Bounding box annotations:
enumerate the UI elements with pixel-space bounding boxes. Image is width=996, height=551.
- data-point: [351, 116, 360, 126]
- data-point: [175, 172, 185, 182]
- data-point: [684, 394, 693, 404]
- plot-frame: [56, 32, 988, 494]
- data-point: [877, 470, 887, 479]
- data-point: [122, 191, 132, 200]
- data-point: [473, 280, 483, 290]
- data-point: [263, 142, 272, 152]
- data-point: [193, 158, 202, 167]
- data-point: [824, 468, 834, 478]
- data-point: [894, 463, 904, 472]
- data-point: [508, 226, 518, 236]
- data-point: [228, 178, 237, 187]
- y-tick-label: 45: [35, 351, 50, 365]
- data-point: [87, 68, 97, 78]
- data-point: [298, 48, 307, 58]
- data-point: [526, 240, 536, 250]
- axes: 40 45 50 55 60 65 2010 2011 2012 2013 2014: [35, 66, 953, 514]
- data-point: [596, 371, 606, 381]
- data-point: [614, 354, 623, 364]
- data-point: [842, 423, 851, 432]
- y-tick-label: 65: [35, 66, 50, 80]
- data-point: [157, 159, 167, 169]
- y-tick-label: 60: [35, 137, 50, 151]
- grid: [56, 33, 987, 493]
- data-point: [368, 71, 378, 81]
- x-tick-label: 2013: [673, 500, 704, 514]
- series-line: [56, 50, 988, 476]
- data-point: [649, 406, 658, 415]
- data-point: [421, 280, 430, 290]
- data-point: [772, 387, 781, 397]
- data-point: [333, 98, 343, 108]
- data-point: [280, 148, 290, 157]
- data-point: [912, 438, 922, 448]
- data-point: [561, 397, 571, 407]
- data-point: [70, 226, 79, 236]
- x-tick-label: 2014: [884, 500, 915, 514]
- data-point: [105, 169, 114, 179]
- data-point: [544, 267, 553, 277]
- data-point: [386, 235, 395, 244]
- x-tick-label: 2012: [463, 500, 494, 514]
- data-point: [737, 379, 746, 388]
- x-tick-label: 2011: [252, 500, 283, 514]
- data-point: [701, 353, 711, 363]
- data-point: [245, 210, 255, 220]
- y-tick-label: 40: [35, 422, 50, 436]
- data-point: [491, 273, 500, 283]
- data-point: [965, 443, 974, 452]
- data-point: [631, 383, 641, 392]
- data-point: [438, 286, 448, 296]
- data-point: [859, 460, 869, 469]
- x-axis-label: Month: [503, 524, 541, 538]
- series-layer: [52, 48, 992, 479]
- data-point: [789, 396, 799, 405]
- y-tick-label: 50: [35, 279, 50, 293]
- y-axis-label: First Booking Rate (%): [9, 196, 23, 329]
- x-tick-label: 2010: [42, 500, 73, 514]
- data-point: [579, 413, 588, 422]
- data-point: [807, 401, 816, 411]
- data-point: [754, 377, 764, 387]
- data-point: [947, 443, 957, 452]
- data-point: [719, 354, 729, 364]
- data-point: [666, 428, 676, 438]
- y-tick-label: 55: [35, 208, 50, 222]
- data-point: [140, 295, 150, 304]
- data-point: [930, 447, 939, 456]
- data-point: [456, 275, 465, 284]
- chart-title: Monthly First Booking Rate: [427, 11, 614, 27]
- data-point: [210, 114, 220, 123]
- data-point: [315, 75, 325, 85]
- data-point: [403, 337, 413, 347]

=== What is required ===
Rename every "data-point" in the entries above to "point-marker" and leave the rest of each line unchanged.

=== Written response ===
enumerate the UI elements with pixel-space bounding boxes. Image is width=996, height=551.
- point-marker: [351, 116, 360, 126]
- point-marker: [175, 172, 185, 182]
- point-marker: [684, 394, 693, 404]
- plot-frame: [56, 32, 988, 494]
- point-marker: [877, 470, 887, 479]
- point-marker: [122, 191, 132, 200]
- point-marker: [473, 280, 483, 290]
- point-marker: [263, 142, 272, 152]
- point-marker: [193, 158, 202, 167]
- point-marker: [824, 468, 834, 478]
- point-marker: [894, 463, 904, 472]
- point-marker: [508, 226, 518, 236]
- point-marker: [228, 178, 237, 187]
- y-tick-label: 45: [35, 351, 50, 365]
- point-marker: [87, 68, 97, 78]
- point-marker: [298, 48, 307, 58]
- point-marker: [526, 240, 536, 250]
- axes: 40 45 50 55 60 65 2010 2011 2012 2013 2014: [35, 66, 953, 514]
- point-marker: [596, 371, 606, 381]
- point-marker: [614, 354, 623, 364]
- point-marker: [842, 423, 851, 432]
- y-tick-label: 65: [35, 66, 50, 80]
- point-marker: [157, 159, 167, 169]
- y-tick-label: 60: [35, 137, 50, 151]
- grid: [56, 33, 987, 493]
- point-marker: [368, 71, 378, 81]
- x-tick-label: 2013: [673, 500, 704, 514]
- series-line: [56, 50, 988, 476]
- point-marker: [649, 406, 658, 415]
- point-marker: [421, 280, 430, 290]
- point-marker: [772, 387, 781, 397]
- point-marker: [333, 98, 343, 108]
- point-marker: [280, 148, 290, 157]
- point-marker: [912, 438, 922, 448]
- point-marker: [561, 397, 571, 407]
- point-marker: [70, 226, 79, 236]
- x-tick-label: 2014: [884, 500, 915, 514]
- point-marker: [105, 169, 114, 179]
- point-marker: [544, 267, 553, 277]
- point-marker: [386, 235, 395, 244]
- x-tick-label: 2012: [463, 500, 494, 514]
- point-marker: [737, 379, 746, 388]
- x-tick-label: 2011: [252, 500, 283, 514]
- point-marker: [701, 353, 711, 363]
- point-marker: [245, 210, 255, 220]
- y-tick-label: 40: [35, 422, 50, 436]
- point-marker: [491, 273, 500, 283]
- point-marker: [965, 443, 974, 452]
- point-marker: [631, 383, 641, 392]
- point-marker: [438, 286, 448, 296]
- point-marker: [859, 460, 869, 469]
- x-axis-label: Month: [503, 524, 541, 538]
- series-layer: [52, 48, 992, 479]
- point-marker: [789, 396, 799, 405]
- y-tick-label: 50: [35, 279, 50, 293]
- y-axis-label: First Booking Rate (%): [9, 196, 23, 329]
- x-tick-label: 2010: [42, 500, 73, 514]
- point-marker: [579, 413, 588, 422]
- point-marker: [807, 401, 816, 411]
- point-marker: [754, 377, 764, 387]
- point-marker: [947, 443, 957, 452]
- point-marker: [719, 354, 729, 364]
- point-marker: [666, 428, 676, 438]
- y-tick-label: 55: [35, 208, 50, 222]
- point-marker: [140, 295, 150, 304]
- point-marker: [930, 447, 939, 456]
- point-marker: [456, 275, 465, 284]
- chart-title: Monthly First Booking Rate: [427, 11, 614, 27]
- point-marker: [210, 114, 220, 123]
- point-marker: [315, 75, 325, 85]
- point-marker: [403, 337, 413, 347]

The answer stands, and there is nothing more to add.